#### [Exercise]
In the passage on international reactions to wars and on news outlets, which two places suspended the broadcast of RT?

#### [Reading passage]

-- begin --

When the United States invaded Iraq in 2003, neither the United Nations Secretary-General nor the President of the European Commission came forward to make any immediate condemnation of that war. Both international institutions went along with the war, allowing the destruction of Iraq, which resulted in the death of more than a million people. In 2004, a year into the U.S. war on Iraq, after reports of grave violations of human rights – including by Amnesty International on torture in the prison of Abu Ghraib – came to light, then UN Secretary-General Kofi Annan labelled the war illegal. 

America as the great aggressor is yet to be made to account for the genocidal wars of Iraq, Syria, Libya, Somali and other outer fringes of the non-white world. Then in February 2022 in the ongoing Russian military campaign, these institutions rushed to condemn the war. Does this mean that they will be just as quick to condemn the United States when it starts its next bombing campaign? Yawn!

People often ask me, what is the most reliable news outlet? This is a hard question to answer these days, as Western news outlets are increasingly becoming stenographers of their governments (with the racist attitudes of the reporters on full display more and more often, making the apologies that come later hardly comforting). State-sponsored outlets in Russia and China now increasingly find themselves banned on social media sites. Anyone who counters Washington’s narrative is dismissed as irrelevant, and these fringe voices find it hard to develop an audience. Meanwhile, press freedom has been set aside during the current conflict in Ukraine, with Europe and Australia suspending the broadcast of RT (Russia Today) which is a Russia state-controlled international media network.

-- end --

#### [Stored data]
-- begin --

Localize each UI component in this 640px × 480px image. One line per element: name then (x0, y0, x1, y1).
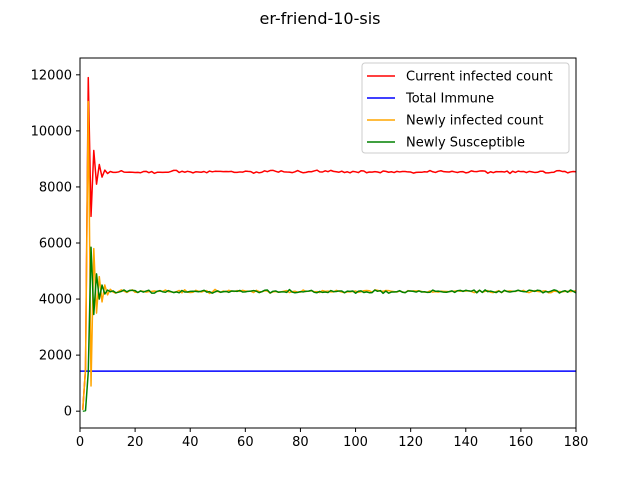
y-axis: 0 2000 4000 6000 8000 10000 12000 (31, 68, 80, 420)
legend-box (361, 62, 570, 154)
series-line-0 (82, 76, 576, 410)
y-tick-label-2: 4000 (39, 293, 72, 308)
x-tick-label-4: 80 (292, 435, 309, 450)
legend-label-2: Newly infected count (406, 114, 544, 129)
x-tick-label-5: 100 (343, 435, 368, 450)
x-tick-label-1: 20 (127, 435, 144, 450)
x-tick-label-2: 40 (182, 435, 199, 450)
y-tick-label-6: 12000 (31, 68, 72, 83)
x-tick-label-8: 160 (508, 435, 533, 450)
y-tick-label-1: 2000 (39, 349, 72, 364)
legend-label-3: Newly Susceptible (406, 136, 525, 151)
x-tick-label-9: 180 (564, 435, 589, 450)
x-tick-label-6: 120 (398, 435, 423, 450)
y-tick-label-0: 0 (64, 405, 72, 420)
x-axis: 0 20 40 60 80 100 120 140 160 180 (76, 428, 589, 450)
y-tick-label-4: 8000 (39, 180, 72, 195)
x-tick-label-7: 140 (453, 435, 478, 450)
plot-area (79, 57, 577, 429)
x-tick-label-0: 0 (76, 435, 84, 450)
chart-title: er-friend-10-sis (260, 9, 381, 28)
legend-label-0: Current infected count (406, 70, 553, 85)
y-tick-label-3: 6000 (39, 237, 72, 252)
legend: Current infected count Total Immune Newly … (361, 62, 570, 154)
y-tick-label-5: 10000 (31, 124, 72, 139)
legend-label-1: Total Immune (405, 92, 494, 107)
series-layer (80, 76, 576, 412)
x-tick-label-3: 60 (237, 435, 254, 450)
series-line-3 (82, 246, 576, 412)
legend-items: Current infected count Total Immune Newly … (367, 70, 553, 151)
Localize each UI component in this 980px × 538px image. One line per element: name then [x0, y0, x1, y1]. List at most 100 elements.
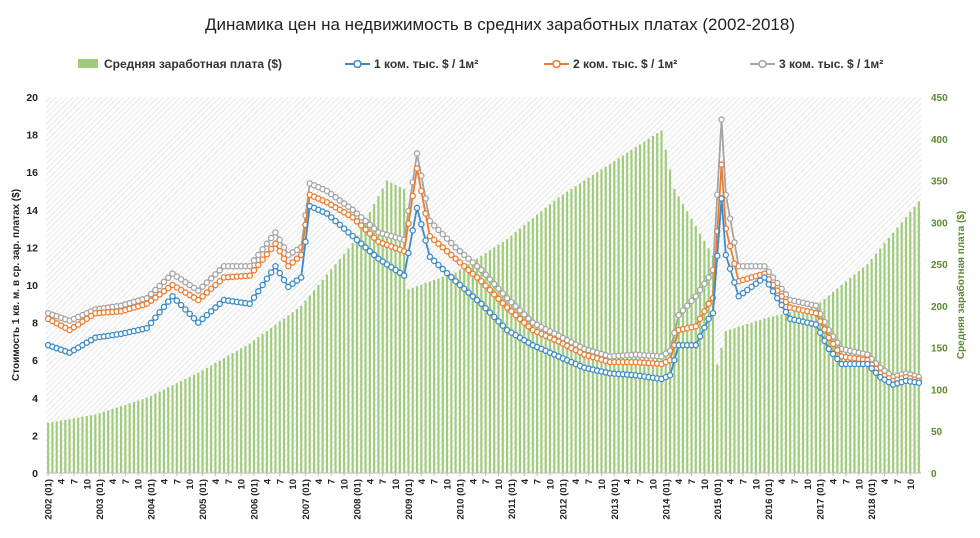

-- end --

#### [Answer to this task]
Europe and Australia